GOAL OF THE EXERCISE => Print the records below exactly as they appear.

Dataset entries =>
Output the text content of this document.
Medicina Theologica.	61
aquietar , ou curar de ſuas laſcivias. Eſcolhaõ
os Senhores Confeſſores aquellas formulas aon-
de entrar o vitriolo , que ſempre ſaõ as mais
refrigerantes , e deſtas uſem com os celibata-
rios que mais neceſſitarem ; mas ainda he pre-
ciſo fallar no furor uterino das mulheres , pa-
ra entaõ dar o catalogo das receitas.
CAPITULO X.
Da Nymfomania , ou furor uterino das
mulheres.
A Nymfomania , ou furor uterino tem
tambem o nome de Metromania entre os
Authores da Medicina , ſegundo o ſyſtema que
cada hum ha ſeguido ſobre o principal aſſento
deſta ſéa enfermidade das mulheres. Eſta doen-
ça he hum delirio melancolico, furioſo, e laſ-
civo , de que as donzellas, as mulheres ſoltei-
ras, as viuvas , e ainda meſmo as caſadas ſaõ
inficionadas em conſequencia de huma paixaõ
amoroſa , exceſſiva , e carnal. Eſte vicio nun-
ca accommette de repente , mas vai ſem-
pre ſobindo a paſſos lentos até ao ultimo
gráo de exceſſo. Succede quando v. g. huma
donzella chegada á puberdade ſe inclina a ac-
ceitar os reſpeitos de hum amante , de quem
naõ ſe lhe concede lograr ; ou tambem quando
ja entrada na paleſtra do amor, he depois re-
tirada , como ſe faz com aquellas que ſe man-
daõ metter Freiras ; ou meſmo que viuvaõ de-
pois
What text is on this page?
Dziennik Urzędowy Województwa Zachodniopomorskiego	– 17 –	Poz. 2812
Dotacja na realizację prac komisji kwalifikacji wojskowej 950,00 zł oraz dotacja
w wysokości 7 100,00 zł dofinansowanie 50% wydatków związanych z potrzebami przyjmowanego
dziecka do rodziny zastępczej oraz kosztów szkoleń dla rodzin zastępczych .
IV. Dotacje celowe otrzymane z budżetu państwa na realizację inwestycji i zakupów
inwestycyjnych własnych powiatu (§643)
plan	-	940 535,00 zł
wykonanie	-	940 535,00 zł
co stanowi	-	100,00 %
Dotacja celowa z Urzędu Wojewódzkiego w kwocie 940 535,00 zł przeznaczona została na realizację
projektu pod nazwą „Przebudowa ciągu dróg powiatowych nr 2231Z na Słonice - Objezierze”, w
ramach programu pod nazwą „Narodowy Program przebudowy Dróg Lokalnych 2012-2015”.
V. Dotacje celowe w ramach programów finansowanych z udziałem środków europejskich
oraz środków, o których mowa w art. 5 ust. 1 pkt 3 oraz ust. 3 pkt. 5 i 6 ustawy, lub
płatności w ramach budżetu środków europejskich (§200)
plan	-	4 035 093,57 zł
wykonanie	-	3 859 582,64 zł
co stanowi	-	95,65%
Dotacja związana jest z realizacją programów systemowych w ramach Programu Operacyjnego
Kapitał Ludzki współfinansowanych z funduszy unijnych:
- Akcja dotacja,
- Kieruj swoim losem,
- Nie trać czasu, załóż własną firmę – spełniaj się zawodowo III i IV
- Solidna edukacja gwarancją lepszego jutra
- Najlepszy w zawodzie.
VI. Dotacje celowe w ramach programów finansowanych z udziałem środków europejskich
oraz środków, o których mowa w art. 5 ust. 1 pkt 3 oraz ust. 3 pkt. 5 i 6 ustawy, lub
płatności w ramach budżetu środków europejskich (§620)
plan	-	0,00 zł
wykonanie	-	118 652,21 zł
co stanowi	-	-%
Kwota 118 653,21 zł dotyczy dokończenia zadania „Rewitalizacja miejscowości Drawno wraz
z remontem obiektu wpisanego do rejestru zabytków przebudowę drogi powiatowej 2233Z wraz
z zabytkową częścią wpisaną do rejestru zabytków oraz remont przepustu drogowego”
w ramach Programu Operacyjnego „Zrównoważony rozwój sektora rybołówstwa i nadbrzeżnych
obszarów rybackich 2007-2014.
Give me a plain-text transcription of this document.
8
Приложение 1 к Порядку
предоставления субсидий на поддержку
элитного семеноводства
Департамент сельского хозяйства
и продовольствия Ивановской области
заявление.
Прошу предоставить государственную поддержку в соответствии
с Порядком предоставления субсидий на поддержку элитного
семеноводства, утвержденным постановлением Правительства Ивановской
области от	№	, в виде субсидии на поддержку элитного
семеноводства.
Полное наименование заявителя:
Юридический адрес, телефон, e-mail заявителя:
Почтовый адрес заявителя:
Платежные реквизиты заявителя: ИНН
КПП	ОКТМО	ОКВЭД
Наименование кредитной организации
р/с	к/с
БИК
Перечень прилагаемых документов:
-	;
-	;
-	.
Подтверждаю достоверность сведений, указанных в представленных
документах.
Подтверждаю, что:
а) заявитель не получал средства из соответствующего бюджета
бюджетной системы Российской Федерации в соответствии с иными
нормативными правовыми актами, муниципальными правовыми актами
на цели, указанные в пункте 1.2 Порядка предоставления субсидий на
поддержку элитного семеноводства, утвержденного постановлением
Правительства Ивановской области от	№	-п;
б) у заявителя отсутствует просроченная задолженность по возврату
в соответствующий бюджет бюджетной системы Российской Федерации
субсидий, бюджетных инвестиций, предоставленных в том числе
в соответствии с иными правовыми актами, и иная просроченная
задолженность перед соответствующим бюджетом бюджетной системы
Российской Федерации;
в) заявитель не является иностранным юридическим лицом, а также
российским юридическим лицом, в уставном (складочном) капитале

EXERCISE ANSWER =>
Output the text content of this document.
Medicina Theologica.	61
aquietar , ou curar de ſuas laſcivias. Eſcolhaõ
os Senhores Confeſſores aquellas formulas aon-
de entrar o vitriolo , que ſempre ſaõ as mais
refrigerantes , e deſtas uſem com os celibata-
rios que mais neceſſitarem ; mas ainda he pre-
ciſo fallar no furor uterino das mulheres , pa-
ra entaõ dar o catalogo das receitas.
CAPITULO X.
Da Nymfomania , ou furor uterino das
mulheres.
A Nymfomania , ou furor uterino tem
tambem o nome de Metromania entre os
Authores da Medicina , ſegundo o ſyſtema que
cada hum ha ſeguido ſobre o principal aſſento
deſta ſéa enfermidade das mulheres. Eſta doen-
ça he hum delirio melancolico, furioſo, e laſ-
civo , de que as donzellas, as mulheres ſoltei-
ras, as viuvas , e ainda meſmo as caſadas ſaõ
inficionadas em conſequencia de huma paixaõ
amoroſa , exceſſiva , e carnal. Eſte vicio nun-
ca accommette de repente , mas vai ſem-
pre ſobindo a paſſos lentos até ao ultimo
gráo de exceſſo. Succede quando v. g. huma
donzella chegada á puberdade ſe inclina a ac-
ceitar os reſpeitos de hum amante , de quem
naõ ſe lhe concede lograr ; ou tambem quando
ja entrada na paleſtra do amor, he depois re-
tirada , como ſe faz com aquellas que ſe man-
daõ metter Freiras ; ou meſmo que viuvaõ de-
pois
What text is on this page?
Dziennik Urzędowy Województwa Zachodniopomorskiego	– 17 –	Poz. 2812
Dotacja na realizację prac komisji kwalifikacji wojskowej 950,00 zł oraz dotacja
w wysokości 7 100,00 zł dofinansowanie 50% wydatków związanych z potrzebami przyjmowanego
dziecka do rodziny zastępczej oraz kosztów szkoleń dla rodzin zastępczych .
IV. Dotacje celowe otrzymane z budżetu państwa na realizację inwestycji i zakupów
inwestycyjnych własnych powiatu (§643)
plan	-	940 535,00 zł
wykonanie	-	940 535,00 zł
co stanowi	-	100,00 %
Dotacja celowa z Urzędu Wojewódzkiego w kwocie 940 535,00 zł przeznaczona została na realizację
projektu pod nazwą „Przebudowa ciągu dróg powiatowych nr 2231Z na Słonice - Objezierze”, w
ramach programu pod nazwą „Narodowy Program przebudowy Dróg Lokalnych 2012-2015”.
V. Dotacje celowe w ramach programów finansowanych z udziałem środków europejskich
oraz środków, o których mowa w art. 5 ust. 1 pkt 3 oraz ust. 3 pkt. 5 i 6 ustawy, lub
płatności w ramach budżetu środków europejskich (§200)
plan	-	4 035 093,57 zł
wykonanie	-	3 859 582,64 zł
co stanowi	-	95,65%
Dotacja związana jest z realizacją programów systemowych w ramach Programu Operacyjnego
Kapitał Ludzki współfinansowanych z funduszy unijnych:
- Akcja dotacja,
- Kieruj swoim losem,
- Nie trać czasu, załóż własną firmę – spełniaj się zawodowo III i IV
- Solidna edukacja gwarancją lepszego jutra
- Najlepszy w zawodzie.
VI. Dotacje celowe w ramach programów finansowanych z udziałem środków europejskich
oraz środków, o których mowa w art. 5 ust. 1 pkt 3 oraz ust. 3 pkt. 5 i 6 ustawy, lub
płatności w ramach budżetu środków europejskich (§620)
plan	-	0,00 zł
wykonanie	-	118 652,21 zł
co stanowi	-	-%
Kwota 118 653,21 zł dotyczy dokończenia zadania „Rewitalizacja miejscowości Drawno wraz
z remontem obiektu wpisanego do rejestru zabytków przebudowę drogi powiatowej 2233Z wraz
z zabytkową częścią wpisaną do rejestru zabytków oraz remont przepustu drogowego”
w ramach Programu Operacyjnego „Zrównoważony rozwój sektora rybołówstwa i nadbrzeżnych
obszarów rybackich 2007-2014.
Give me a plain-text transcription of this document.
8
Приложение 1 к Порядку
предоставления субсидий на поддержку
элитного семеноводства
Департамент сельского хозяйства
и продовольствия Ивановской области
заявление.
Прошу предоставить государственную поддержку в соответствии
с Порядком предоставления субсидий на поддержку элитного
семеноводства, утвержденным постановлением Правительства Ивановской
области от	№	, в виде субсидии на поддержку элитного
семеноводства.
Полное наименование заявителя:
Юридический адрес, телефон, e-mail заявителя:
Почтовый адрес заявителя:
Платежные реквизиты заявителя: ИНН
КПП	ОКТМО	ОКВЭД
Наименование кредитной организации
р/с	к/с
БИК
Перечень прилагаемых документов:
-	;
-	;
-	.
Подтверждаю достоверность сведений, указанных в представленных
документах.
Подтверждаю, что:
а) заявитель не получал средства из соответствующего бюджета
бюджетной системы Российской Федерации в соответствии с иными
нормативными правовыми актами, муниципальными правовыми актами
на цели, указанные в пункте 1.2 Порядка предоставления субсидий на
поддержку элитного семеноводства, утвержденного постановлением
Правительства Ивановской области от	№	-п;
б) у заявителя отсутствует просроченная задолженность по возврату
в соответствующий бюджет бюджетной системы Российской Федерации
субсидий, бюджетных инвестиций, предоставленных в том числе
в соответствии с иными правовыми актами, и иная просроченная
задолженность перед соответствующим бюджетом бюджетной системы
Российской Федерации;
в) заявитель не является иностранным юридическим лицом, а также
российским юридическим лицом, в уставном (складочном) капитале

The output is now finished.